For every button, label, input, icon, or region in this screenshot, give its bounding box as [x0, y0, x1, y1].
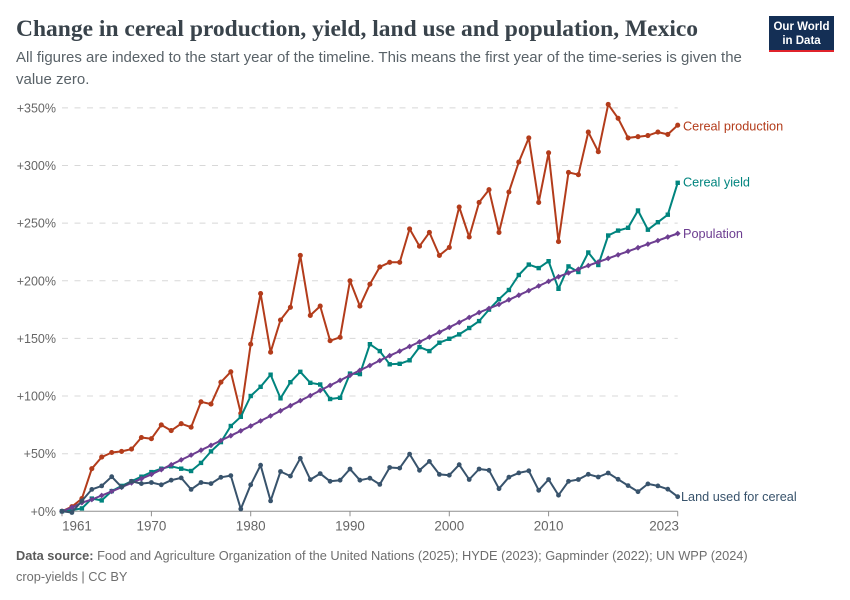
svg-text:+250%: +250%	[17, 217, 56, 231]
svg-text:+300%: +300%	[17, 159, 56, 173]
svg-text:Cereal production: Cereal production	[683, 120, 783, 134]
svg-text:+150%: +150%	[17, 332, 56, 346]
svg-text:+200%: +200%	[17, 274, 56, 288]
svg-text:1990: 1990	[335, 519, 365, 534]
svg-text:+100%: +100%	[17, 390, 56, 404]
svg-text:2023: 2023	[649, 519, 679, 534]
svg-text:1970: 1970	[137, 519, 167, 534]
svg-text:1961: 1961	[62, 519, 92, 534]
svg-text:+0%: +0%	[31, 505, 56, 519]
svg-text:1980: 1980	[236, 519, 266, 534]
svg-text:+350%: +350%	[17, 101, 56, 115]
svg-text:Land used for cereal: Land used for cereal	[681, 490, 797, 504]
svg-text:+50%: +50%	[24, 447, 56, 461]
svg-text:Population: Population	[683, 227, 743, 241]
svg-text:Cereal yield: Cereal yield	[683, 175, 750, 189]
svg-text:2000: 2000	[434, 519, 464, 534]
svg-text:2010: 2010	[534, 519, 564, 534]
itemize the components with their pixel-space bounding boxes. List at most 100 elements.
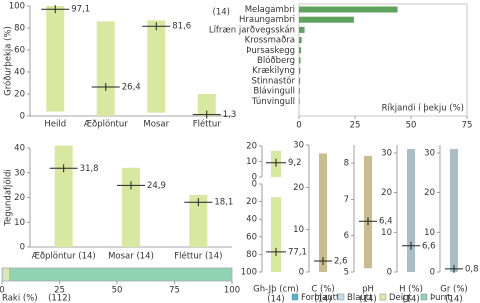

+++

◆ Given request: Give the lines of the records above as a numbered list, leaving out blank lines and the pictures.

◆ Completed exercise:
1. For every button, label, input, icon, or region in this screenshot, give its bounding box as [x0, y0, x1, y1].
2. svg-text:+250%: +250%	[17, 217, 56, 231]
3. svg-text:+300%: +300%	[17, 159, 56, 173]
4. svg-text:Cereal production: Cereal production	[683, 120, 783, 134]
5. svg-text:+150%: +150%	[17, 332, 56, 346]
6. svg-text:+200%: +200%	[17, 274, 56, 288]
7. svg-text:1990: 1990	[335, 519, 365, 534]
8. svg-text:+100%: +100%	[17, 390, 56, 404]
9. svg-text:2023: 2023	[649, 519, 679, 534]
10. svg-text:1970: 1970	[137, 519, 167, 534]
11. svg-text:1961: 1961	[62, 519, 92, 534]
12. svg-text:+0%: +0%	[31, 505, 56, 519]
13. svg-text:1980: 1980	[236, 519, 266, 534]
14. svg-text:+350%: +350%	[17, 101, 56, 115]
15. svg-text:Land used for cereal: Land used for cereal	[681, 490, 797, 504]
16. svg-text:+50%: +50%	[24, 447, 56, 461]
17. svg-text:Population: Population	[683, 227, 743, 241]
18. svg-text:Cereal yield: Cereal yield	[683, 175, 750, 189]
19. svg-text:2000: 2000	[434, 519, 464, 534]
20. svg-text:2010: 2010	[534, 519, 564, 534]
21. itemize the components with their pixel-space bounding boxes. List at most 100 elements.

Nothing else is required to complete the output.